***** Raw data
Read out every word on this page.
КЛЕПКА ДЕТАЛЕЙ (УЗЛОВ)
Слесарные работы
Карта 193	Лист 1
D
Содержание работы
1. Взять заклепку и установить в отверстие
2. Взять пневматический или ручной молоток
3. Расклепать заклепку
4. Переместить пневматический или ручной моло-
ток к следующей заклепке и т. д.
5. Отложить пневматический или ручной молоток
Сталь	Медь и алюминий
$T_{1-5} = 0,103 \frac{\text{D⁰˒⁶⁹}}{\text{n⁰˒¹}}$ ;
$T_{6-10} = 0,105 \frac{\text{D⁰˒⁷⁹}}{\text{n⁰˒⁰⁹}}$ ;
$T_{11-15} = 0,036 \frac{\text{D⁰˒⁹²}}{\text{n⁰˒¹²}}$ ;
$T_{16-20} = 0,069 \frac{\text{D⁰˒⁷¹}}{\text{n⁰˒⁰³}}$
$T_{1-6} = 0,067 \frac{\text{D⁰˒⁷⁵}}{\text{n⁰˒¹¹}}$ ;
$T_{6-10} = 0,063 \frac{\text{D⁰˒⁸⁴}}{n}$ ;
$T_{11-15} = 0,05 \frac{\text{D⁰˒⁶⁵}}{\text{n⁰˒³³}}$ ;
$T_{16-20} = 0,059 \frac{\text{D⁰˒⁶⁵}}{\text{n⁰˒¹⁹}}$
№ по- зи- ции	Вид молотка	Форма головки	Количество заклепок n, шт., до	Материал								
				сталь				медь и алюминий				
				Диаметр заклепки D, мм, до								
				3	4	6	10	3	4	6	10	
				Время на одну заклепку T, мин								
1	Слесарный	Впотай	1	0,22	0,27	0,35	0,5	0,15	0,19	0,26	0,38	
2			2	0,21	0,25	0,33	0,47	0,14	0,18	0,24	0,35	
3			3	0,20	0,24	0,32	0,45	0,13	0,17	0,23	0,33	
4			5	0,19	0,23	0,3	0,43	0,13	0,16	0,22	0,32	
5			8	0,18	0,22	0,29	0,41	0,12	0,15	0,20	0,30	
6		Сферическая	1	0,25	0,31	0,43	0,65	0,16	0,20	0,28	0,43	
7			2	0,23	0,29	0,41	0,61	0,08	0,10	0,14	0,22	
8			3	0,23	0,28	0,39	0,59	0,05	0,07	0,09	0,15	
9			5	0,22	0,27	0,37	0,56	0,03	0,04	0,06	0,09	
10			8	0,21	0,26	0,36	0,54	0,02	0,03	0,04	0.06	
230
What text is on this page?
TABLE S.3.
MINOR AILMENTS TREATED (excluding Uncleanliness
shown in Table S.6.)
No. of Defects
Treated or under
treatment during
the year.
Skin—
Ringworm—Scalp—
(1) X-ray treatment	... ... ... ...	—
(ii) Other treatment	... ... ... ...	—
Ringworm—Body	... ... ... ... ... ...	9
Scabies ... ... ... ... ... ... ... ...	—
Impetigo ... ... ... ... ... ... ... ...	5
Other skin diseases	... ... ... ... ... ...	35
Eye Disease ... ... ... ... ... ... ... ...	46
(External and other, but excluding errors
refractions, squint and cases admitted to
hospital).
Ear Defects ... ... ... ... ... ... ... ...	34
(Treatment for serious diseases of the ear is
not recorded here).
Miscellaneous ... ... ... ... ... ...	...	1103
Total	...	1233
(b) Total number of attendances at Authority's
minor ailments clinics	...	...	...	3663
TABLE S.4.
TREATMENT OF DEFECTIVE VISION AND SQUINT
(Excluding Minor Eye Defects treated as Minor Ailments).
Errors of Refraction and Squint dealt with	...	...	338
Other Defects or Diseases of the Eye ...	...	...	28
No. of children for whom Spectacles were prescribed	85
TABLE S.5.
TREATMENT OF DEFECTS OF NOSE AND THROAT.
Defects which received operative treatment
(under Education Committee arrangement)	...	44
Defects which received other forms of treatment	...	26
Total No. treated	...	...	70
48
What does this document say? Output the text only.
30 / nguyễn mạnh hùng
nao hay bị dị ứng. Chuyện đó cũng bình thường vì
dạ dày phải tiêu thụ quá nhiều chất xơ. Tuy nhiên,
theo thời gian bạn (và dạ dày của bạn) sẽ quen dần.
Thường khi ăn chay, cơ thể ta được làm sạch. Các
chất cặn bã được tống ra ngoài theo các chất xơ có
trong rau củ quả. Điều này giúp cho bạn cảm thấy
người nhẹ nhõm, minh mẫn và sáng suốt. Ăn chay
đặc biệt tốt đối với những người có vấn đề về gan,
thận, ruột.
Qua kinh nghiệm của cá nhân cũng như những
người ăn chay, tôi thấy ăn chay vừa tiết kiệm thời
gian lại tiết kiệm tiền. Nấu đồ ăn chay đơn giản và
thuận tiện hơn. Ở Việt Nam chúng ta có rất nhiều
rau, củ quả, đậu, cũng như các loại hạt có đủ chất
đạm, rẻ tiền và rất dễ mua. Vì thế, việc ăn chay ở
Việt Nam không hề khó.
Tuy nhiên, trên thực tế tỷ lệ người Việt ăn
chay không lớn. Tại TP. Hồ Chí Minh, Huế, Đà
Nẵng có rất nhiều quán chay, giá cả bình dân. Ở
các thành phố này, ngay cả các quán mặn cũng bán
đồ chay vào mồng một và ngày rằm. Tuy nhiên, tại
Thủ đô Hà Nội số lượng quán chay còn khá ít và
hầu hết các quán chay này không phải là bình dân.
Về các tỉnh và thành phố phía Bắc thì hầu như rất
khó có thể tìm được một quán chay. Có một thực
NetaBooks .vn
**********
■ **Aim of the task**:
Reproduce the listing above verbatim, from first line to last.

■ **Answer**:
Read out every word on this page.
КЛЕПКА ДЕТАЛЕЙ (УЗЛОВ)
Слесарные работы
Карта 193	Лист 1
D
Содержание работы
1. Взять заклепку и установить в отверстие
2. Взять пневматический или ручной молоток
3. Расклепать заклепку
4. Переместить пневматический или ручной моло-
ток к следующей заклепке и т. д.
5. Отложить пневматический или ручной молоток
Сталь	Медь и алюминий
$T_{1-5} = 0,103 \frac{\text{D⁰˒⁶⁹}}{\text{n⁰˒¹}}$ ;
$T_{6-10} = 0,105 \frac{\text{D⁰˒⁷⁹}}{\text{n⁰˒⁰⁹}}$ ;
$T_{11-15} = 0,036 \frac{\text{D⁰˒⁹²}}{\text{n⁰˒¹²}}$ ;
$T_{16-20} = 0,069 \frac{\text{D⁰˒⁷¹}}{\text{n⁰˒⁰³}}$
$T_{1-6} = 0,067 \frac{\text{D⁰˒⁷⁵}}{\text{n⁰˒¹¹}}$ ;
$T_{6-10} = 0,063 \frac{\text{D⁰˒⁸⁴}}{n}$ ;
$T_{11-15} = 0,05 \frac{\text{D⁰˒⁶⁵}}{\text{n⁰˒³³}}$ ;
$T_{16-20} = 0,059 \frac{\text{D⁰˒⁶⁵}}{\text{n⁰˒¹⁹}}$
№ по- зи- ции	Вид молотка	Форма головки	Количество заклепок n, шт., до	Материал								
				сталь				медь и алюминий				
				Диаметр заклепки D, мм, до								
				3	4	6	10	3	4	6	10	
				Время на одну заклепку T, мин								
1	Слесарный	Впотай	1	0,22	0,27	0,35	0,5	0,15	0,19	0,26	0,38	
2			2	0,21	0,25	0,33	0,47	0,14	0,18	0,24	0,35	
3			3	0,20	0,24	0,32	0,45	0,13	0,17	0,23	0,33	
4			5	0,19	0,23	0,3	0,43	0,13	0,16	0,22	0,32	
5			8	0,18	0,22	0,29	0,41	0,12	0,15	0,20	0,30	
6		Сферическая	1	0,25	0,31	0,43	0,65	0,16	0,20	0,28	0,43	
7			2	0,23	0,29	0,41	0,61	0,08	0,10	0,14	0,22	
8			3	0,23	0,28	0,39	0,59	0,05	0,07	0,09	0,15	
9			5	0,22	0,27	0,37	0,56	0,03	0,04	0,06	0,09	
10			8	0,21	0,26	0,36	0,54	0,02	0,03	0,04	0.06	
230
What text is on this page?
TABLE S.3.
MINOR AILMENTS TREATED (excluding Uncleanliness
shown in Table S.6.)
No. of Defects
Treated or under
treatment during
the year.
Skin—
Ringworm—Scalp—
(1) X-ray treatment	... ... ... ...	—
(ii) Other treatment	... ... ... ...	—
Ringworm—Body	... ... ... ... ... ...	9
Scabies ... ... ... ... ... ... ... ...	—
Impetigo ... ... ... ... ... ... ... ...	5
Other skin diseases	... ... ... ... ... ...	35
Eye Disease ... ... ... ... ... ... ... ...	46
(External and other, but excluding errors
refractions, squint and cases admitted to
hospital).
Ear Defects ... ... ... ... ... ... ... ...	34
(Treatment for serious diseases of the ear is
not recorded here).
Miscellaneous ... ... ... ... ... ...	...	1103
Total	...	1233
(b) Total number of attendances at Authority's
minor ailments clinics	...	...	...	3663
TABLE S.4.
TREATMENT OF DEFECTIVE VISION AND SQUINT
(Excluding Minor Eye Defects treated as Minor Ailments).
Errors of Refraction and Squint dealt with	...	...	338
Other Defects or Diseases of the Eye ...	...	...	28
No. of children for whom Spectacles were prescribed	85
TABLE S.5.
TREATMENT OF DEFECTS OF NOSE AND THROAT.
Defects which received operative treatment
(under Education Committee arrangement)	...	44
Defects which received other forms of treatment	...	26
Total No. treated	...	...	70
48
What does this document say? Output the text only.
30 / nguyễn mạnh hùng
nao hay bị dị ứng. Chuyện đó cũng bình thường vì
dạ dày phải tiêu thụ quá nhiều chất xơ. Tuy nhiên,
theo thời gian bạn (và dạ dày của bạn) sẽ quen dần.
Thường khi ăn chay, cơ thể ta được làm sạch. Các
chất cặn bã được tống ra ngoài theo các chất xơ có
trong rau củ quả. Điều này giúp cho bạn cảm thấy
người nhẹ nhõm, minh mẫn và sáng suốt. Ăn chay
đặc biệt tốt đối với những người có vấn đề về gan,
thận, ruột.
Qua kinh nghiệm của cá nhân cũng như những
người ăn chay, tôi thấy ăn chay vừa tiết kiệm thời
gian lại tiết kiệm tiền. Nấu đồ ăn chay đơn giản và
thuận tiện hơn. Ở Việt Nam chúng ta có rất nhiều
rau, củ quả, đậu, cũng như các loại hạt có đủ chất
đạm, rẻ tiền và rất dễ mua. Vì thế, việc ăn chay ở
Việt Nam không hề khó.
Tuy nhiên, trên thực tế tỷ lệ người Việt ăn
chay không lớn. Tại TP. Hồ Chí Minh, Huế, Đà
Nẵng có rất nhiều quán chay, giá cả bình dân. Ở
các thành phố này, ngay cả các quán mặn cũng bán
đồ chay vào mồng một và ngày rằm. Tuy nhiên, tại
Thủ đô Hà Nội số lượng quán chay còn khá ít và
hầu hết các quán chay này không phải là bình dân.
Về các tỉnh và thành phố phía Bắc thì hầu như rất
khó có thể tìm được một quán chay. Có một thực
NetaBooks .vn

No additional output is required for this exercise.